(YOUR INSTRUCTIONS)
Tally the lines that hold the word "أشهب" and reply with that figure only.

● ● ● ● ●

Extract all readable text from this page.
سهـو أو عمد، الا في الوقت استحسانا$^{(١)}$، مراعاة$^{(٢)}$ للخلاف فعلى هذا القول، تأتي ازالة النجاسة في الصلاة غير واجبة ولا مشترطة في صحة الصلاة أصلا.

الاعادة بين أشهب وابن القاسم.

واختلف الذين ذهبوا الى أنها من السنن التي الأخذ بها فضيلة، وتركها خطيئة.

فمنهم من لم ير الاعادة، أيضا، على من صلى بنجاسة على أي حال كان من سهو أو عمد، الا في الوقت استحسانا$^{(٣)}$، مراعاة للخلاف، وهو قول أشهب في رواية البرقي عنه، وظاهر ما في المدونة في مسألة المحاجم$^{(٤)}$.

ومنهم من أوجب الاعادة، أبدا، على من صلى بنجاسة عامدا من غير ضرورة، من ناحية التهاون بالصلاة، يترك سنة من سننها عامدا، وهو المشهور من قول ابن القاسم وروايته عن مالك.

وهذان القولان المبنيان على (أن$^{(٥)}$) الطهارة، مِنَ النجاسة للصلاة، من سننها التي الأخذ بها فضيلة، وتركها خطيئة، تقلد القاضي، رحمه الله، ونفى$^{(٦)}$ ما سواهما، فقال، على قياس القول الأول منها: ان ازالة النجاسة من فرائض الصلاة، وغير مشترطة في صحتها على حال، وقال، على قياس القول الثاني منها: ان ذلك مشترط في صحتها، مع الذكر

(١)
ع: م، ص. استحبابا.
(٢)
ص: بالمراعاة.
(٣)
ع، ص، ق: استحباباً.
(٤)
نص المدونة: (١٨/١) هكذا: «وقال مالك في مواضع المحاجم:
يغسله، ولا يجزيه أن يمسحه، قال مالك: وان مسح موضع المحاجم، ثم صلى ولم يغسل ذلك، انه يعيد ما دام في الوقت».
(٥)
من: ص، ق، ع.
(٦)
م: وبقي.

● ● ● ● ●

(COMPLETED TASK)
2